# [Exercise materials]

***

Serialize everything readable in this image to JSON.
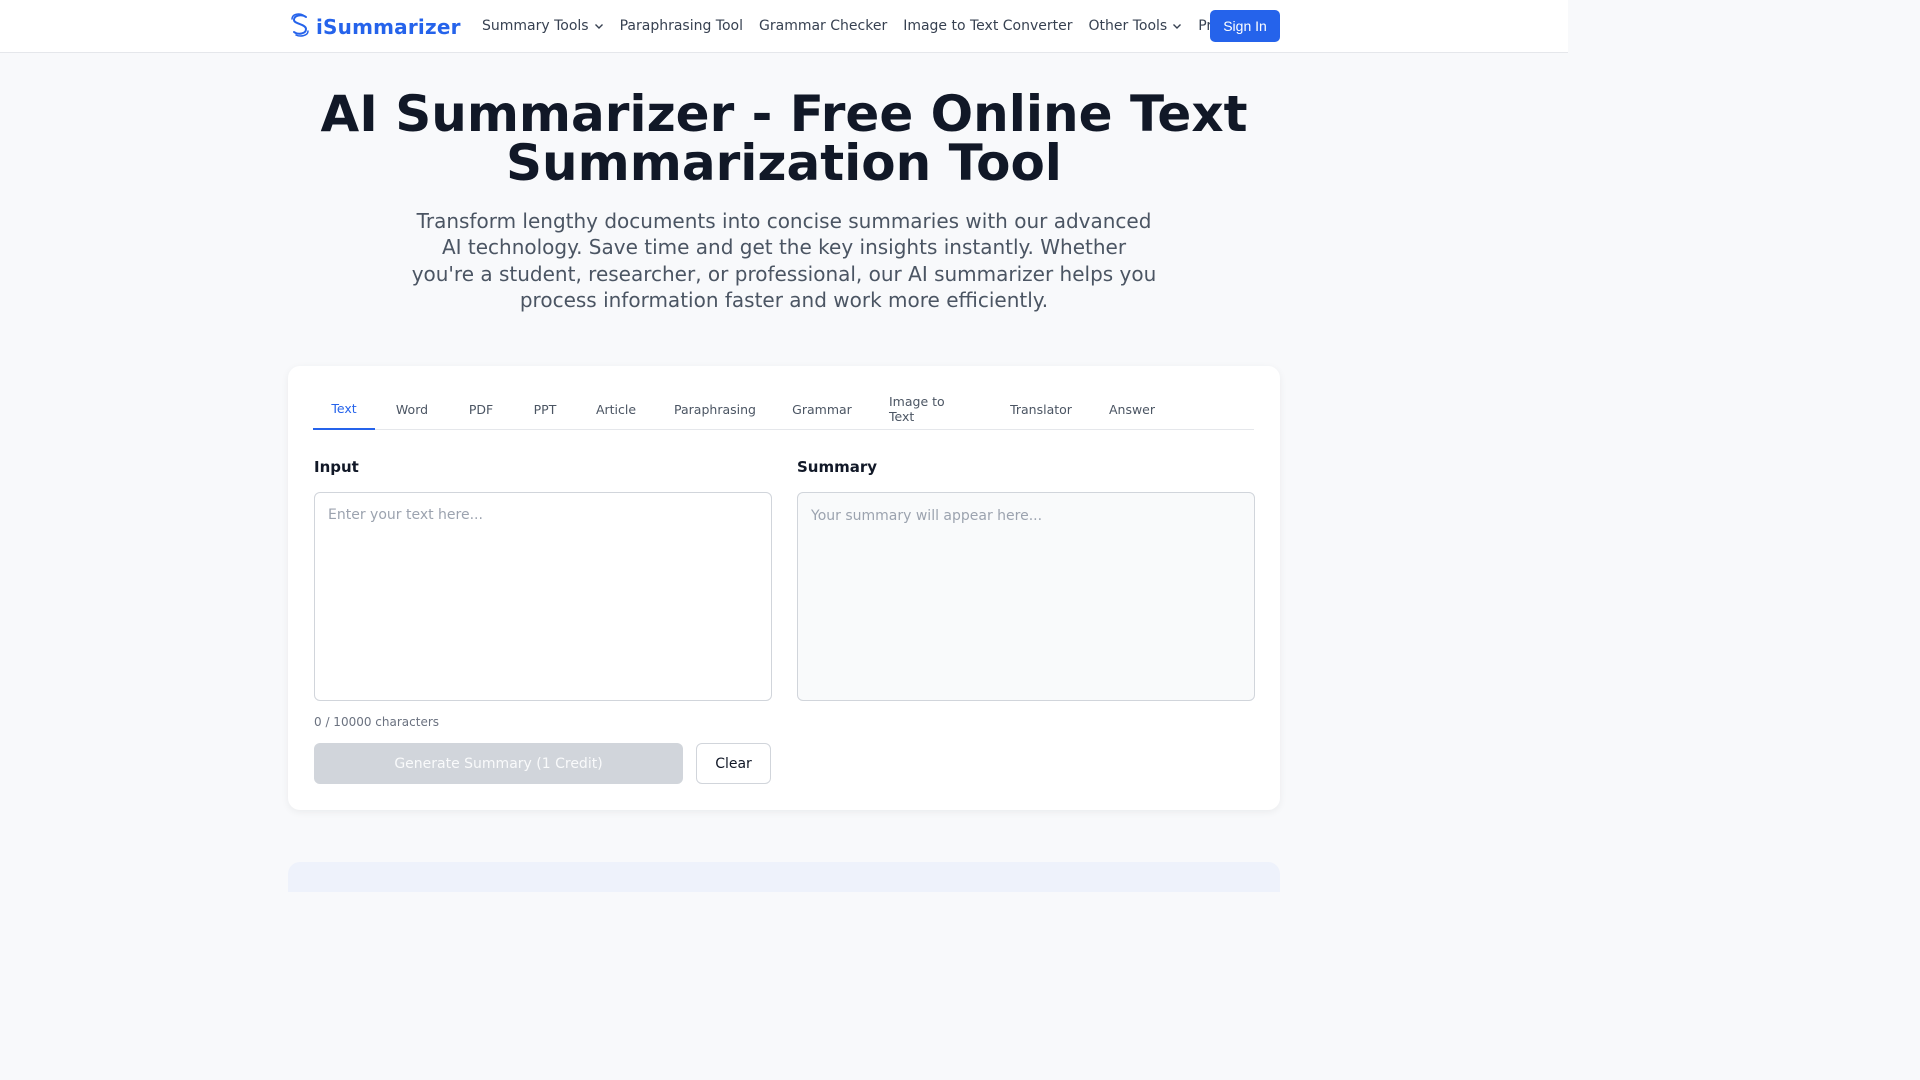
{
  "header": {
    "logo_text": "iSummarizer",
    "logo_icon": "s-swirl-logo-icon",
    "nav": [
      {
        "label": "Summary Tools",
        "dropdown": true
      },
      {
        "label": "Paraphrasing Tool",
        "dropdown": false
      },
      {
        "label": "Grammar Checker",
        "dropdown": false
      },
      {
        "label": "Image to Text Converter",
        "dropdown": false
      },
      {
        "label": "Other Tools",
        "dropdown": true
      },
      {
        "label": "Pricing",
        "dropdown": false
      }
    ],
    "signin_label": "Sign In"
  },
  "hero": {
    "title_line1": "AI Summarizer - Free Online Text",
    "title_line2": "Summarization Tool",
    "subtitle": "Transform lengthy documents into concise summaries with our advanced AI technology. Save time and get the key insights instantly. Whether you're a student, researcher, or professional, our AI summarizer helps you process information faster and work more efficiently."
  },
  "tool": {
    "tabs": [
      "Text",
      "Word",
      "PDF",
      "PPT",
      "Article",
      "Paraphrasing",
      "Grammar",
      "Image to Text",
      "Translator",
      "Answer"
    ],
    "active_tab": "Text",
    "input_label": "Input",
    "input_placeholder": "Enter your text here...",
    "input_value": "",
    "summary_label": "Summary",
    "summary_placeholder": "Your summary will appear here...",
    "char_count": "0 / 10000 characters",
    "generate_label": "Generate Summary (1 Credit)",
    "clear_label": "Clear"
  },
  "colors": {
    "brand": "#2563eb",
    "page_bg": "#f8f9fb",
    "disabled_button": "#d1d5db"
  }
}
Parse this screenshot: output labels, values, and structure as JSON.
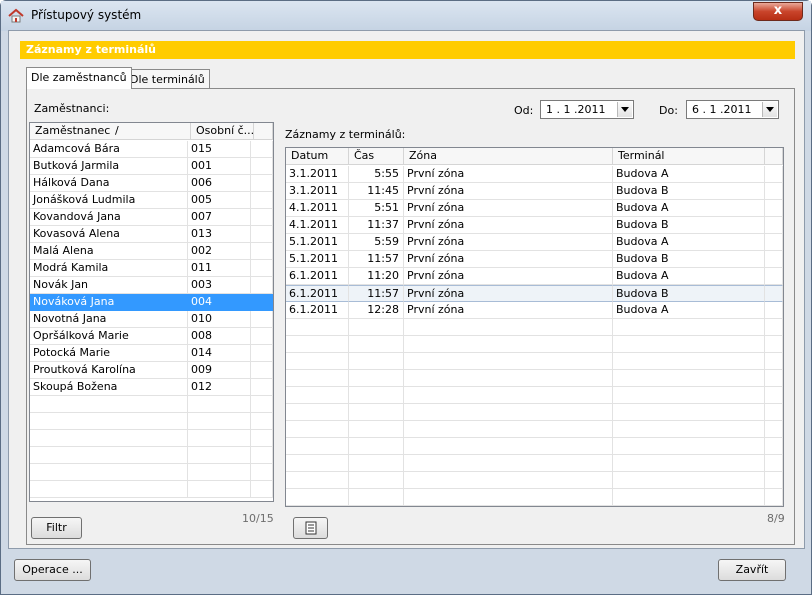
{
  "window": {
    "title": "Přístupový systém",
    "close_label": "x"
  },
  "header": {
    "title": "Záznamy z terminálů"
  },
  "tabs": [
    {
      "label": "Dle zaměstnanců",
      "active": true
    },
    {
      "label": "Dle terminálů",
      "active": false
    }
  ],
  "employees": {
    "label": "Zaměstnanci:",
    "columns": [
      "Zaměstnanec",
      "Osobní č..."
    ],
    "sort_indicator": "/",
    "rows": [
      {
        "name": "Adamcová Bára",
        "id": "015"
      },
      {
        "name": "Butková Jarmila",
        "id": "001"
      },
      {
        "name": "Hálková Dana",
        "id": "006"
      },
      {
        "name": "Jonášková Ludmila",
        "id": "005"
      },
      {
        "name": "Kovandová Jana",
        "id": "007"
      },
      {
        "name": "Kovasová Alena",
        "id": "013"
      },
      {
        "name": "Malá Alena",
        "id": "002"
      },
      {
        "name": "Modrá Kamila",
        "id": "011"
      },
      {
        "name": "Novák Jan",
        "id": "003"
      },
      {
        "name": "Nováková Jana",
        "id": "004"
      },
      {
        "name": "Novotná Jana",
        "id": "010"
      },
      {
        "name": "Opršálková Marie",
        "id": "008"
      },
      {
        "name": "Potocká Marie",
        "id": "014"
      },
      {
        "name": "Proutková Karolína",
        "id": "009"
      },
      {
        "name": "Skoupá Božena",
        "id": "012"
      }
    ],
    "selected_index": 9,
    "counter": "10/15",
    "filter_button": "Filtr"
  },
  "filter": {
    "from_label": "Od:",
    "from_value": "1 . 1 .2011",
    "to_label": "Do:",
    "to_value": "6 . 1 .2011"
  },
  "records": {
    "label": "Záznamy z terminálů:",
    "columns": [
      "Datum",
      "Čas",
      "Zóna",
      "Terminál"
    ],
    "rows": [
      {
        "date": "3.1.2011",
        "time": "5:55",
        "zone": "První zóna",
        "terminal": "Budova A"
      },
      {
        "date": "3.1.2011",
        "time": "11:45",
        "zone": "První zóna",
        "terminal": "Budova B"
      },
      {
        "date": "4.1.2011",
        "time": "5:51",
        "zone": "První zóna",
        "terminal": "Budova A"
      },
      {
        "date": "4.1.2011",
        "time": "11:37",
        "zone": "První zóna",
        "terminal": "Budova B"
      },
      {
        "date": "5.1.2011",
        "time": "5:59",
        "zone": "První zóna",
        "terminal": "Budova A"
      },
      {
        "date": "5.1.2011",
        "time": "11:57",
        "zone": "První zóna",
        "terminal": "Budova B"
      },
      {
        "date": "6.1.2011",
        "time": "11:20",
        "zone": "První zóna",
        "terminal": "Budova A"
      },
      {
        "date": "6.1.2011",
        "time": "11:57",
        "zone": "První zóna",
        "terminal": "Budova B"
      },
      {
        "date": "6.1.2011",
        "time": "12:28",
        "zone": "První zóna",
        "terminal": "Budova A"
      }
    ],
    "focused_index": 7,
    "counter": "8/9"
  },
  "footer": {
    "operations_button": "Operace ...",
    "close_button": "Zavřít"
  },
  "colors": {
    "accent": "#ffcc00",
    "selection": "#3399ff"
  }
}
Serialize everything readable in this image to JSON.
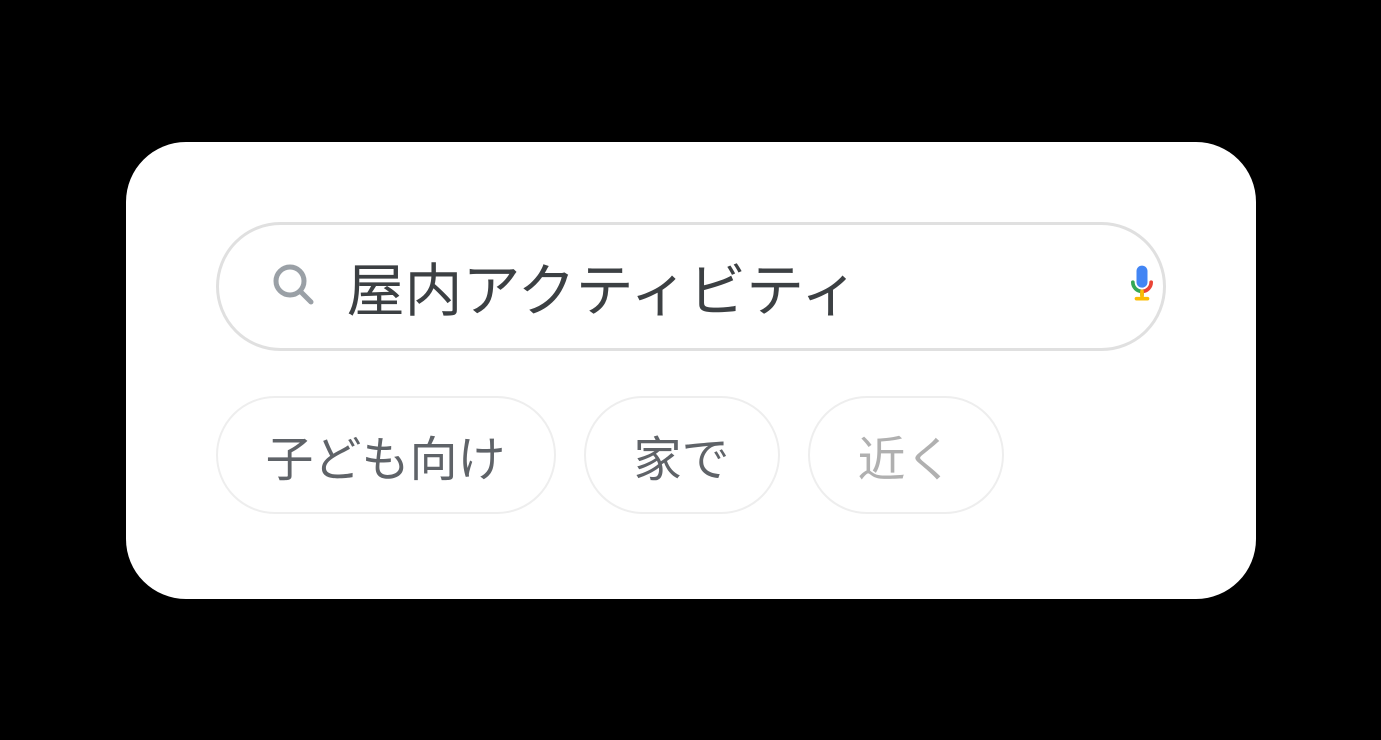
{
  "search": {
    "query": "屋内アクティビティ"
  },
  "chips": [
    {
      "label": "子ども向け",
      "faded": false
    },
    {
      "label": "家で",
      "faded": false
    },
    {
      "label": "近く",
      "faded": true
    }
  ]
}
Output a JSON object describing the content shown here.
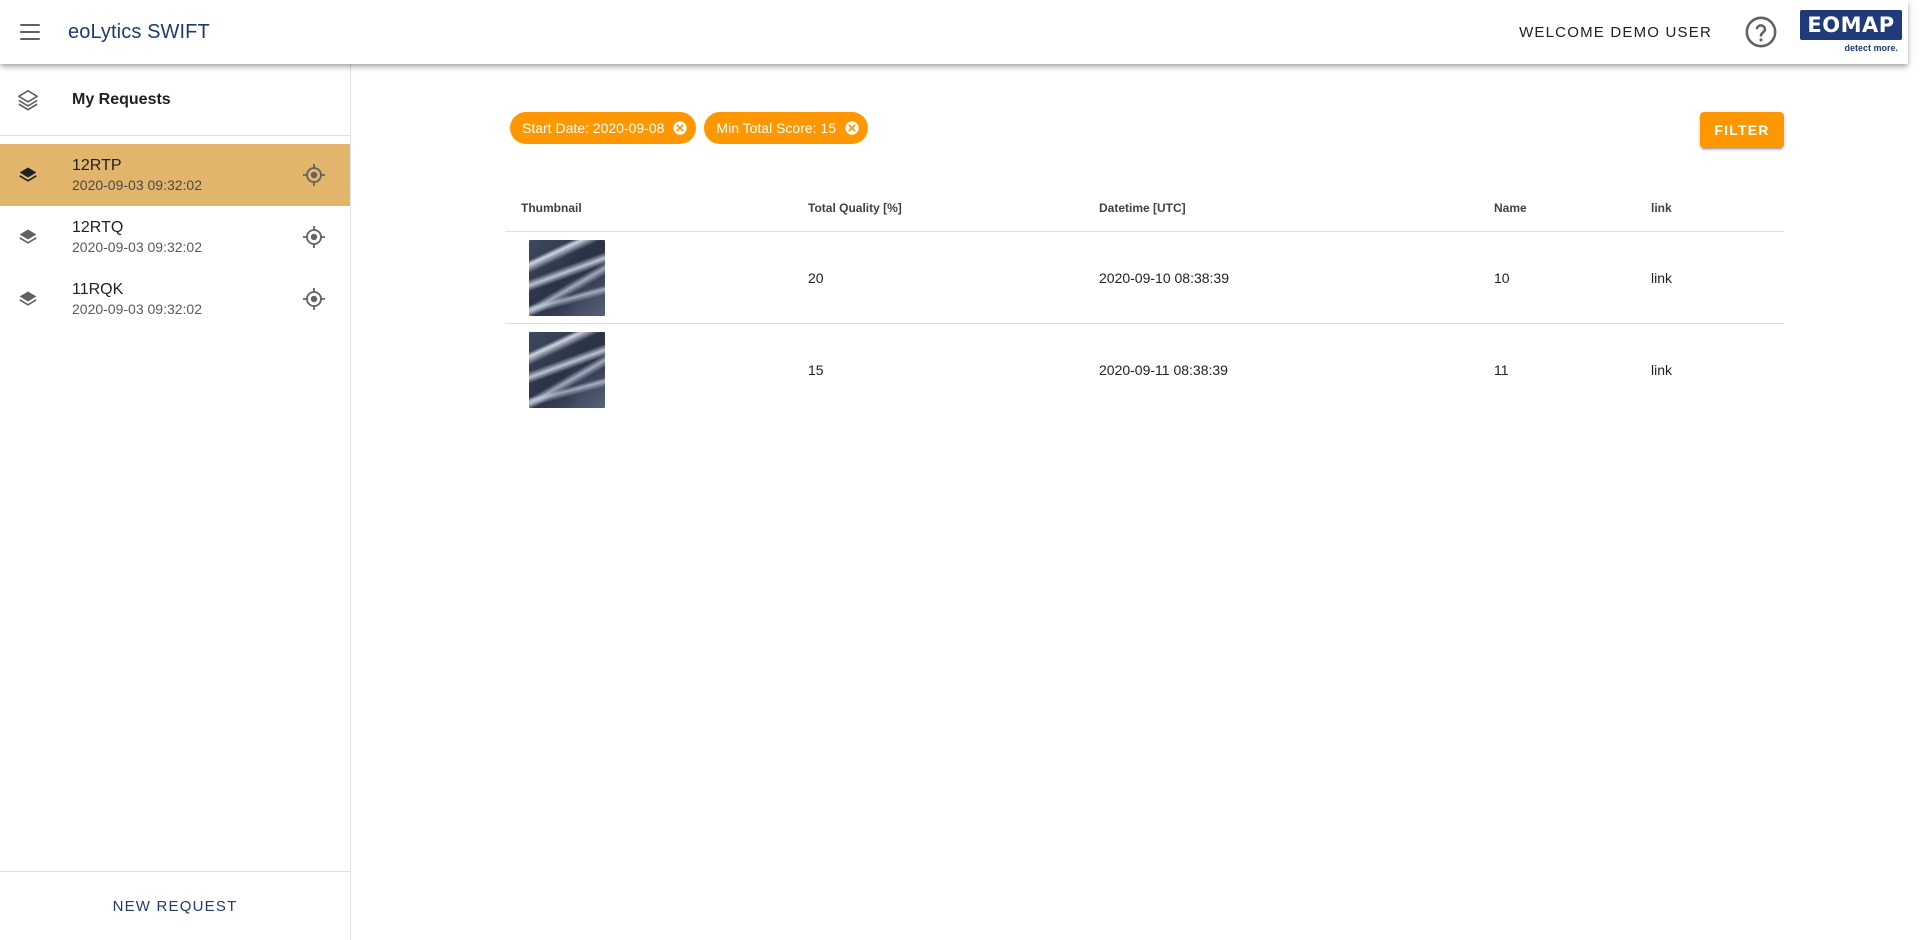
{
  "header": {
    "app_title": "eoLytics SWIFT",
    "welcome": "WELCOME DEMO USER",
    "logo_text": "EOMAP",
    "logo_tagline": "detect more.",
    "brand_color": "#1f3b7a"
  },
  "sidebar": {
    "title": "My Requests",
    "requests": [
      {
        "name": "12RTP",
        "date": "2020-09-03 09:32:02",
        "active": true
      },
      {
        "name": "12RTQ",
        "date": "2020-09-03 09:32:02",
        "active": false
      },
      {
        "name": "11RQK",
        "date": "2020-09-03 09:32:02",
        "active": false
      }
    ],
    "new_request_label": "NEW REQUEST",
    "active_color": "#e2b56d"
  },
  "filters": {
    "chips": [
      {
        "label": "Start Date: 2020-09-08"
      },
      {
        "label": "Min Total Score: 15"
      }
    ],
    "filter_button": "FILTER",
    "accent_color": "#ff9800"
  },
  "table": {
    "columns": [
      "Thumbnail",
      "Total Quality [%]",
      "Datetime [UTC]",
      "Name",
      "link"
    ],
    "rows": [
      {
        "quality": "20",
        "datetime": "2020-09-10 08:38:39",
        "name": "10",
        "link": "link"
      },
      {
        "quality": "15",
        "datetime": "2020-09-11 08:38:39",
        "name": "11",
        "link": "link"
      }
    ]
  }
}
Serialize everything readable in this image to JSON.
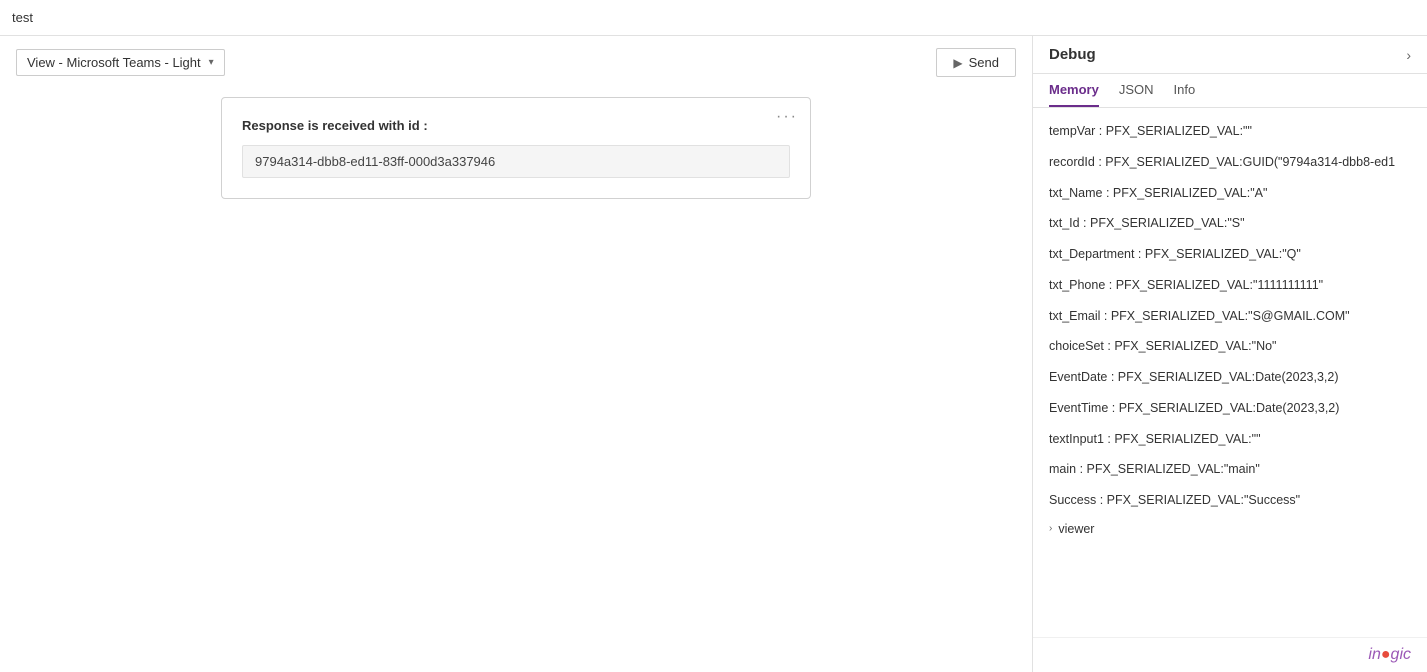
{
  "app": {
    "title": "test"
  },
  "toolbar": {
    "view_label": "View - Microsoft Teams - Light",
    "chevron": "▾",
    "send_label": "Send"
  },
  "card": {
    "menu_icon": "···",
    "label": "Response is received with id :",
    "value": "9794a314-dbb8-ed11-83ff-000d3a337946"
  },
  "debug": {
    "title": "Debug",
    "expand_icon": "›",
    "tabs": [
      {
        "label": "Memory",
        "active": true
      },
      {
        "label": "JSON",
        "active": false
      },
      {
        "label": "Info",
        "active": false
      }
    ],
    "memory_items": [
      {
        "text": "tempVar : PFX_SERIALIZED_VAL:\"\"",
        "collapsible": false
      },
      {
        "text": "recordId : PFX_SERIALIZED_VAL:GUID(\"9794a314-dbb8-ed1",
        "collapsible": false
      },
      {
        "text": "txt_Name : PFX_SERIALIZED_VAL:\"A\"",
        "collapsible": false
      },
      {
        "text": "txt_Id : PFX_SERIALIZED_VAL:\"S\"",
        "collapsible": false
      },
      {
        "text": "txt_Department : PFX_SERIALIZED_VAL:\"Q\"",
        "collapsible": false
      },
      {
        "text": "txt_Phone : PFX_SERIALIZED_VAL:\"1111111111\"",
        "collapsible": false
      },
      {
        "text": "txt_Email : PFX_SERIALIZED_VAL:\"S@GMAIL.COM\"",
        "collapsible": false
      },
      {
        "text": "choiceSet : PFX_SERIALIZED_VAL:\"No\"",
        "collapsible": false
      },
      {
        "text": "EventDate : PFX_SERIALIZED_VAL:Date(2023,3,2)",
        "collapsible": false
      },
      {
        "text": "EventTime : PFX_SERIALIZED_VAL:Date(2023,3,2)",
        "collapsible": false
      },
      {
        "text": "textInput1 : PFX_SERIALIZED_VAL:\"\"",
        "collapsible": false
      },
      {
        "text": "main : PFX_SERIALIZED_VAL:\"main\"",
        "collapsible": false
      },
      {
        "text": "Success : PFX_SERIALIZED_VAL:\"Success\"",
        "collapsible": false
      },
      {
        "text": "viewer",
        "collapsible": true
      }
    ],
    "branding": "in●oɡic"
  }
}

***

# [Description of the task]
What is the number of lines that hold the string "more"? Reply with that number alone.

# [Exercise response]
2